- [SHORT EXERCISE]
All of the entries need to be written out again, exactly as they are.

- [SOURCE RECORDS]
------------------------------------------------------------------------
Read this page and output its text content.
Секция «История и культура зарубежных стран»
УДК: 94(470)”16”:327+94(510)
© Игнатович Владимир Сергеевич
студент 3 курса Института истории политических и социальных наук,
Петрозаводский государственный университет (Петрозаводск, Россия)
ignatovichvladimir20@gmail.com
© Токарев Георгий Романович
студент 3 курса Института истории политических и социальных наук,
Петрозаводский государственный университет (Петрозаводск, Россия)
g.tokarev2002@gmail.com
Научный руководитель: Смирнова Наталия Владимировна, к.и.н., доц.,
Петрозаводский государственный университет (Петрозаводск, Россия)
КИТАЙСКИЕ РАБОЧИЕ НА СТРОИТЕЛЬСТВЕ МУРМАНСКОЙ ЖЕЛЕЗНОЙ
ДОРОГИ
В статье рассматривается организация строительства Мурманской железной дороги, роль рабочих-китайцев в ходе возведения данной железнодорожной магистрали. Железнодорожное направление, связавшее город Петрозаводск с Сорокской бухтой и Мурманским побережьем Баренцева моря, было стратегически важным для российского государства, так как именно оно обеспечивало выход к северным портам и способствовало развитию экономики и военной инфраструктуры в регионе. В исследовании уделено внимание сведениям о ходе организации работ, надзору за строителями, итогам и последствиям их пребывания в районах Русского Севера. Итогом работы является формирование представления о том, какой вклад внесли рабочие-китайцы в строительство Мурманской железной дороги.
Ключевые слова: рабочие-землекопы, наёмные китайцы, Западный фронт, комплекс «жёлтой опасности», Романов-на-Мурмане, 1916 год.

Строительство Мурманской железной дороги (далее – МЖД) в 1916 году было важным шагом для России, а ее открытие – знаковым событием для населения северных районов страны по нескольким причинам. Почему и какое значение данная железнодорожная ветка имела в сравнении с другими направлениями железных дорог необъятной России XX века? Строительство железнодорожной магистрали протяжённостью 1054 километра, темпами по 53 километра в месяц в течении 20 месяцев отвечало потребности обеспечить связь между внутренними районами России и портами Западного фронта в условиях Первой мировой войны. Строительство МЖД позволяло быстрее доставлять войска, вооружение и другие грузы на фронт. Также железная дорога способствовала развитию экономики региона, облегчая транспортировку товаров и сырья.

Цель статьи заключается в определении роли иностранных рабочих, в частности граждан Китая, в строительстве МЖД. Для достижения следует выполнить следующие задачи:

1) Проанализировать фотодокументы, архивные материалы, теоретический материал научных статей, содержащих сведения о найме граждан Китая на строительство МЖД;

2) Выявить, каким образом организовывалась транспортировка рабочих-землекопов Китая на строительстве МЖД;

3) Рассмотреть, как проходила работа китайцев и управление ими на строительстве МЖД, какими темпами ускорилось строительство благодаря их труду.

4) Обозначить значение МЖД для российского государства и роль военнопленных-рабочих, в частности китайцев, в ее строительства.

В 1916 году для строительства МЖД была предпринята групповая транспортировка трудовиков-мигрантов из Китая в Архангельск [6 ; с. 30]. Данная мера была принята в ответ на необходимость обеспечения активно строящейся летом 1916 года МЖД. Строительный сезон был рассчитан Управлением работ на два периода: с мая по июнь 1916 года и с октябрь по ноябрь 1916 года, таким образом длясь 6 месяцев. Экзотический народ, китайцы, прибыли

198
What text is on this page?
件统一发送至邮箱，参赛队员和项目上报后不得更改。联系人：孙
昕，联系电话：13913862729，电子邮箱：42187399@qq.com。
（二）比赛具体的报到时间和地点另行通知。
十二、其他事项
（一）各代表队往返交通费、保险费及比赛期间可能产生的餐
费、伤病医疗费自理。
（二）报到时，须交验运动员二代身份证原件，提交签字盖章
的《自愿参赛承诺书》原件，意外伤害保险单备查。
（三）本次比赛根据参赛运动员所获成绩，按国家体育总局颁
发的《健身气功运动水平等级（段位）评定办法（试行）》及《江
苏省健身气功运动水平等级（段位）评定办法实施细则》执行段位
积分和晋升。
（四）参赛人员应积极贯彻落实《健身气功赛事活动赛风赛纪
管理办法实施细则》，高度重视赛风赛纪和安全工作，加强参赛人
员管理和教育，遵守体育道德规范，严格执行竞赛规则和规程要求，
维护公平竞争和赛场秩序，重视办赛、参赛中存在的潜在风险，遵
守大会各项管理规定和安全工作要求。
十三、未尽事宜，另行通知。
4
------------------------------------------------------------------------
- [COMPLETE OUTPUT]
Read this page and output its text content.
Секция «История и культура зарубежных стран»
УДК: 94(470)”16”:327+94(510)
© Игнатович Владимир Сергеевич
студент 3 курса Института истории политических и социальных наук,
Петрозаводский государственный университет (Петрозаводск, Россия)
ignatovichvladimir20@gmail.com
© Токарев Георгий Романович
студент 3 курса Института истории политических и социальных наук,
Петрозаводский государственный университет (Петрозаводск, Россия)
g.tokarev2002@gmail.com
Научный руководитель: Смирнова Наталия Владимировна, к.и.н., доц.,
Петрозаводский государственный университет (Петрозаводск, Россия)
КИТАЙСКИЕ РАБОЧИЕ НА СТРОИТЕЛЬСТВЕ МУРМАНСКОЙ ЖЕЛЕЗНОЙ
ДОРОГИ
В статье рассматривается организация строительства Мурманской железной дороги, роль рабочих-китайцев в ходе возведения данной железнодорожной магистрали. Железнодорожное направление, связавшее город Петрозаводск с Сорокской бухтой и Мурманским побережьем Баренцева моря, было стратегически важным для российского государства, так как именно оно обеспечивало выход к северным портам и способствовало развитию экономики и военной инфраструктуры в регионе. В исследовании уделено внимание сведениям о ходе организации работ, надзору за строителями, итогам и последствиям их пребывания в районах Русского Севера. Итогом работы является формирование представления о том, какой вклад внесли рабочие-китайцы в строительство Мурманской железной дороги.
Ключевые слова: рабочие-землекопы, наёмные китайцы, Западный фронт, комплекс «жёлтой опасности», Романов-на-Мурмане, 1916 год.

Строительство Мурманской железной дороги (далее – МЖД) в 1916 году было важным шагом для России, а ее открытие – знаковым событием для населения северных районов страны по нескольким причинам. Почему и какое значение данная железнодорожная ветка имела в сравнении с другими направлениями железных дорог необъятной России XX века? Строительство железнодорожной магистрали протяжённостью 1054 километра, темпами по 53 километра в месяц в течении 20 месяцев отвечало потребности обеспечить связь между внутренними районами России и портами Западного фронта в условиях Первой мировой войны. Строительство МЖД позволяло быстрее доставлять войска, вооружение и другие грузы на фронт. Также железная дорога способствовала развитию экономики региона, облегчая транспортировку товаров и сырья.

Цель статьи заключается в определении роли иностранных рабочих, в частности граждан Китая, в строительстве МЖД. Для достижения следует выполнить следующие задачи:

1) Проанализировать фотодокументы, архивные материалы, теоретический материал научных статей, содержащих сведения о найме граждан Китая на строительство МЖД;

2) Выявить, каким образом организовывалась транспортировка рабочих-землекопов Китая на строительстве МЖД;

3) Рассмотреть, как проходила работа китайцев и управление ими на строительстве МЖД, какими темпами ускорилось строительство благодаря их труду.

4) Обозначить значение МЖД для российского государства и роль военнопленных-рабочих, в частности китайцев, в ее строительства.

В 1916 году для строительства МЖД была предпринята групповая транспортировка трудовиков-мигрантов из Китая в Архангельск [6 ; с. 30]. Данная мера была принята в ответ на необходимость обеспечения активно строящейся летом 1916 года МЖД. Строительный сезон был рассчитан Управлением работ на два периода: с мая по июнь 1916 года и с октябрь по ноябрь 1916 года, таким образом длясь 6 месяцев. Экзотический народ, китайцы, прибыли

198
What text is on this page?
件统一发送至邮箱，参赛队员和项目上报后不得更改。联系人：孙
昕，联系电话：13913862729，电子邮箱：42187399@qq.com。
（二）比赛具体的报到时间和地点另行通知。
十二、其他事项
（一）各代表队往返交通费、保险费及比赛期间可能产生的餐
费、伤病医疗费自理。
（二）报到时，须交验运动员二代身份证原件，提交签字盖章
的《自愿参赛承诺书》原件，意外伤害保险单备查。
（三）本次比赛根据参赛运动员所获成绩，按国家体育总局颁
发的《健身气功运动水平等级（段位）评定办法（试行）》及《江
苏省健身气功运动水平等级（段位）评定办法实施细则》执行段位
积分和晋升。
（四）参赛人员应积极贯彻落实《健身气功赛事活动赛风赛纪
管理办法实施细则》，高度重视赛风赛纪和安全工作，加强参赛人
员管理和教育，遵守体育道德规范，严格执行竞赛规则和规程要求，
维护公平竞争和赛场秩序，重视办赛、参赛中存在的潜在风险，遵
守大会各项管理规定和安全工作要求。
十三、未尽事宜，另行通知。
4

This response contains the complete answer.